* [Your instructions]:
Each line below should be retyped exactly, with no pictures.

-- start Source records --

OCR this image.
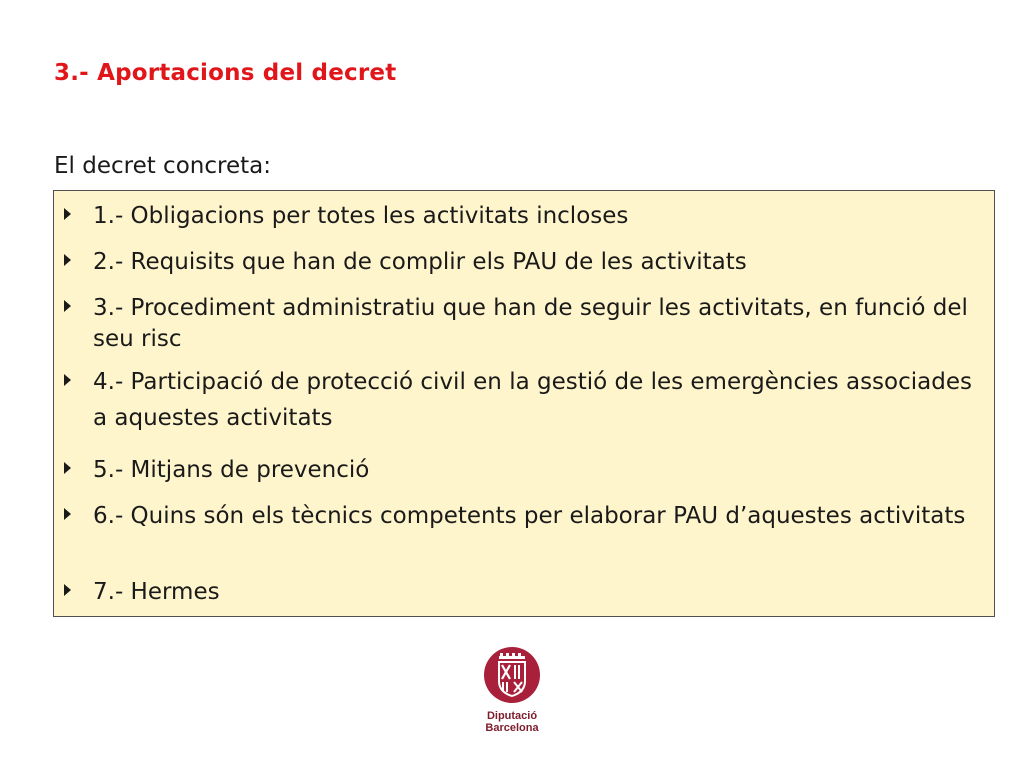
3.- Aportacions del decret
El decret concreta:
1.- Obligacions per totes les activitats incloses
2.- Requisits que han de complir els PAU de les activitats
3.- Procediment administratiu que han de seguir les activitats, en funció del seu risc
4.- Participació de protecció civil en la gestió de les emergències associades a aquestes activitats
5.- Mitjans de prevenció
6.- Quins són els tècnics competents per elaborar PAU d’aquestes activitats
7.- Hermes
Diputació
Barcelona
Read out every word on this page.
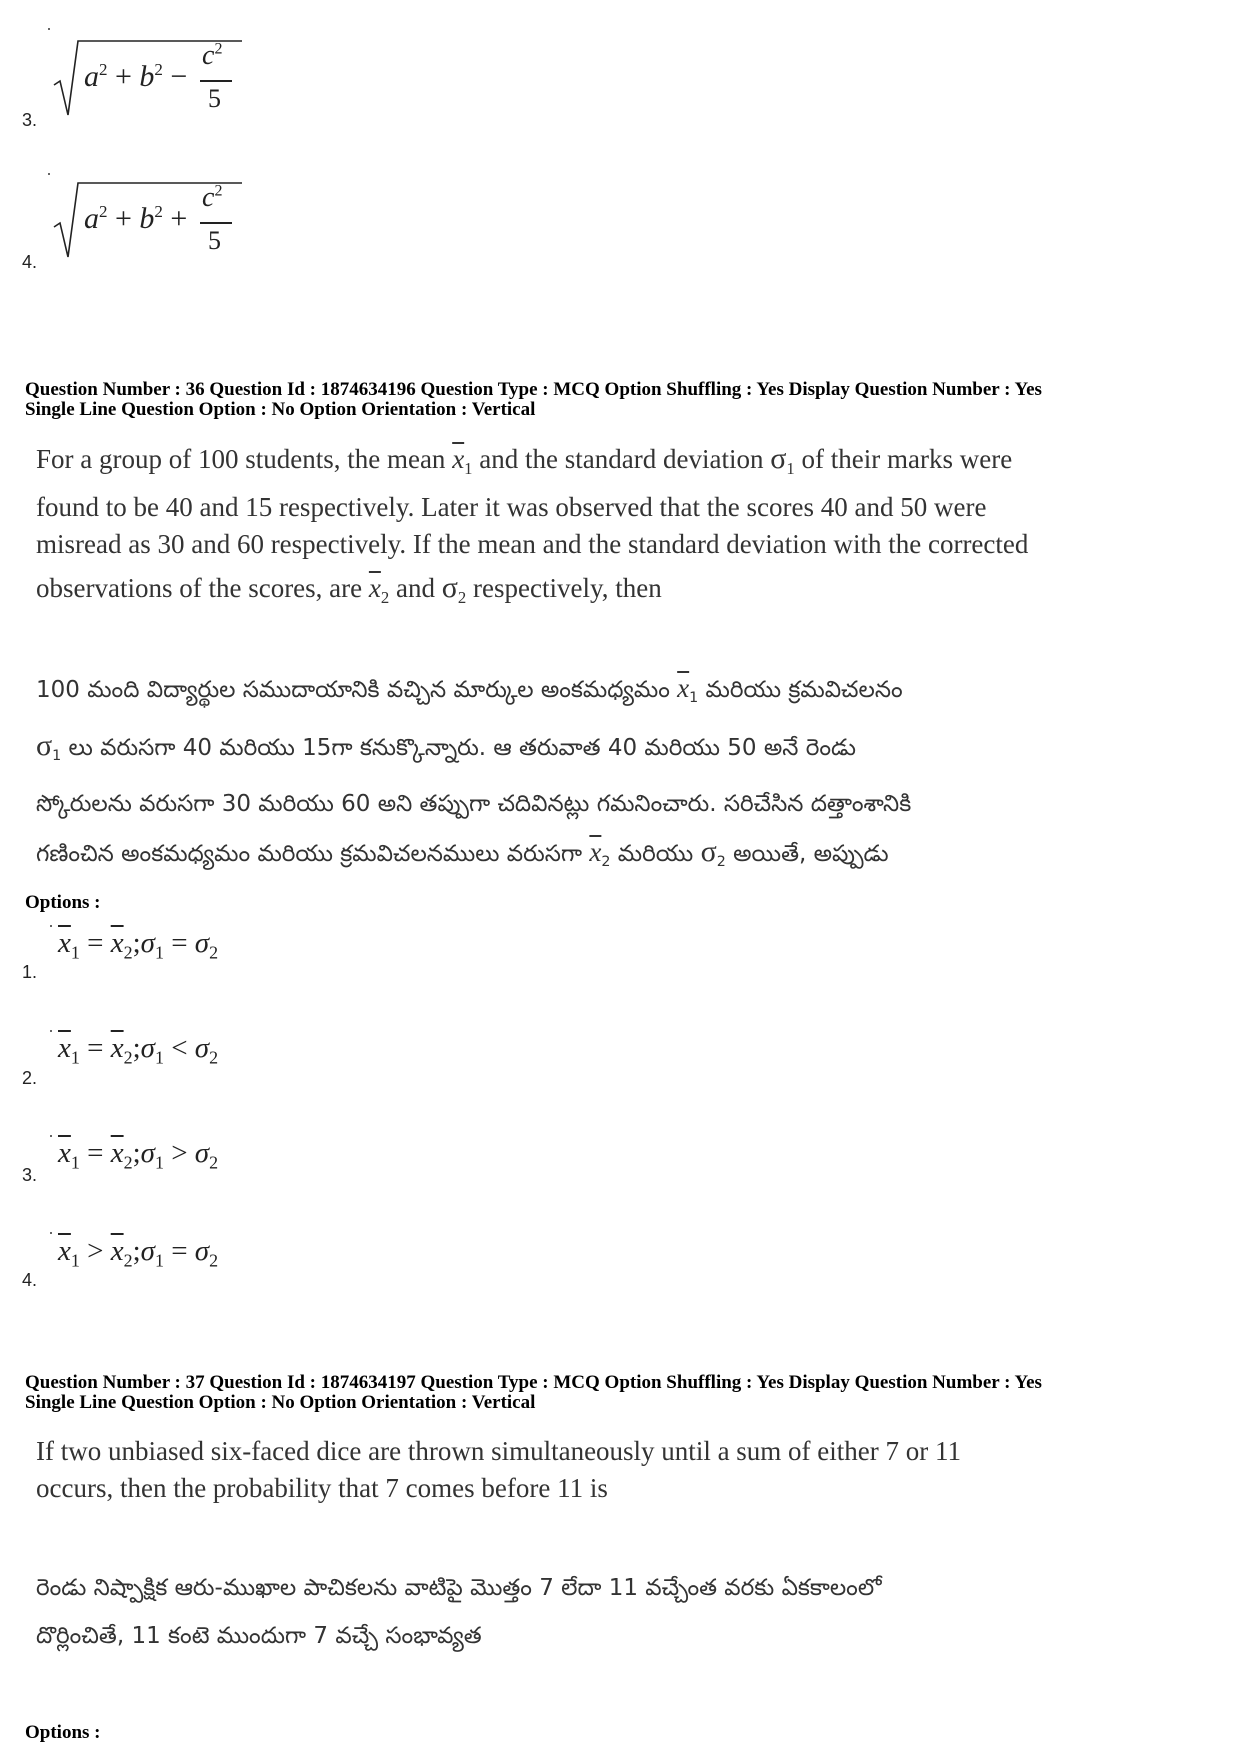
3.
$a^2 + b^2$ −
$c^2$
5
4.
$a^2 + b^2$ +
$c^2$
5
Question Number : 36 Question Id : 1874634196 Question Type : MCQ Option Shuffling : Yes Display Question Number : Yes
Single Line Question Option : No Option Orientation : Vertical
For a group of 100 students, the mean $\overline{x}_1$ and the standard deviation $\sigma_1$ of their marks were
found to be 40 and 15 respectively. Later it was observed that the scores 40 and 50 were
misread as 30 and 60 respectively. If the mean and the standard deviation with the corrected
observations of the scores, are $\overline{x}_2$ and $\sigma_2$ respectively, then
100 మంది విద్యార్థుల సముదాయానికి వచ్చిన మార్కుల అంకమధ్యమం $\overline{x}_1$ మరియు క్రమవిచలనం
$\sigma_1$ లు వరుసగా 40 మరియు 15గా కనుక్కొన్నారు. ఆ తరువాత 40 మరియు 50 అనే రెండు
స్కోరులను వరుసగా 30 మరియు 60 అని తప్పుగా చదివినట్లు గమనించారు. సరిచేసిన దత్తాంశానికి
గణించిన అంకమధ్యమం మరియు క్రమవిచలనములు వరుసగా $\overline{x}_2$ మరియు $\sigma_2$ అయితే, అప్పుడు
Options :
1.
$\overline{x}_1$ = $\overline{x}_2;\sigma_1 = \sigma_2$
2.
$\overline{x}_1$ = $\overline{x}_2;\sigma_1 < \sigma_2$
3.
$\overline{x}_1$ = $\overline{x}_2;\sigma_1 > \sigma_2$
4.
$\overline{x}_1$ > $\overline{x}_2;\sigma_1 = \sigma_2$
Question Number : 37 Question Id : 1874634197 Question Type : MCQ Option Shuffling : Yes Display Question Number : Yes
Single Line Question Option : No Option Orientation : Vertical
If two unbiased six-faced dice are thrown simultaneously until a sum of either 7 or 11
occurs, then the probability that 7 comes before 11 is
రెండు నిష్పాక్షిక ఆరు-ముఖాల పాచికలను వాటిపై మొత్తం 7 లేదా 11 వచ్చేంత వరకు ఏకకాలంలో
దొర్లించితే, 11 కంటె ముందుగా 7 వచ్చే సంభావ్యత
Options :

-- end Source records --

* [Complete output]:
OCR this image.
3.- Aportacions del decret
El decret concreta:
1.- Obligacions per totes les activitats incloses
2.- Requisits que han de complir els PAU de les activitats
3.- Procediment administratiu que han de seguir les activitats, en funció del seu risc
4.- Participació de protecció civil en la gestió de les emergències associades a aquestes activitats
5.- Mitjans de prevenció
6.- Quins són els tècnics competents per elaborar PAU d’aquestes activitats
7.- Hermes
Diputació
Barcelona
Read out every word on this page.
3.
$a^2 + b^2$ −
$c^2$
5
4.
$a^2 + b^2$ +
$c^2$
5
Question Number : 36 Question Id : 1874634196 Question Type : MCQ Option Shuffling : Yes Display Question Number : Yes
Single Line Question Option : No Option Orientation : Vertical
For a group of 100 students, the mean $\overline{x}_1$ and the standard deviation $\sigma_1$ of their marks were
found to be 40 and 15 respectively. Later it was observed that the scores 40 and 50 were
misread as 30 and 60 respectively. If the mean and the standard deviation with the corrected
observations of the scores, are $\overline{x}_2$ and $\sigma_2$ respectively, then
100 మంది విద్యార్థుల సముదాయానికి వచ్చిన మార్కుల అంకమధ్యమం $\overline{x}_1$ మరియు క్రమవిచలనం
$\sigma_1$ లు వరుసగా 40 మరియు 15గా కనుక్కొన్నారు. ఆ తరువాత 40 మరియు 50 అనే రెండు
స్కోరులను వరుసగా 30 మరియు 60 అని తప్పుగా చదివినట్లు గమనించారు. సరిచేసిన దత్తాంశానికి
గణించిన అంకమధ్యమం మరియు క్రమవిచలనములు వరుసగా $\overline{x}_2$ మరియు $\sigma_2$ అయితే, అప్పుడు
Options :
1.
$\overline{x}_1$ = $\overline{x}_2;\sigma_1 = \sigma_2$
2.
$\overline{x}_1$ = $\overline{x}_2;\sigma_1 < \sigma_2$
3.
$\overline{x}_1$ = $\overline{x}_2;\sigma_1 > \sigma_2$
4.
$\overline{x}_1$ > $\overline{x}_2;\sigma_1 = \sigma_2$
Question Number : 37 Question Id : 1874634197 Question Type : MCQ Option Shuffling : Yes Display Question Number : Yes
Single Line Question Option : No Option Orientation : Vertical
If two unbiased six-faced dice are thrown simultaneously until a sum of either 7 or 11
occurs, then the probability that 7 comes before 11 is
రెండు నిష్పాక్షిక ఆరు-ముఖాల పాచికలను వాటిపై మొత్తం 7 లేదా 11 వచ్చేంత వరకు ఏకకాలంలో
దొర్లించితే, 11 కంటె ముందుగా 7 వచ్చే సంభావ్యత
Options :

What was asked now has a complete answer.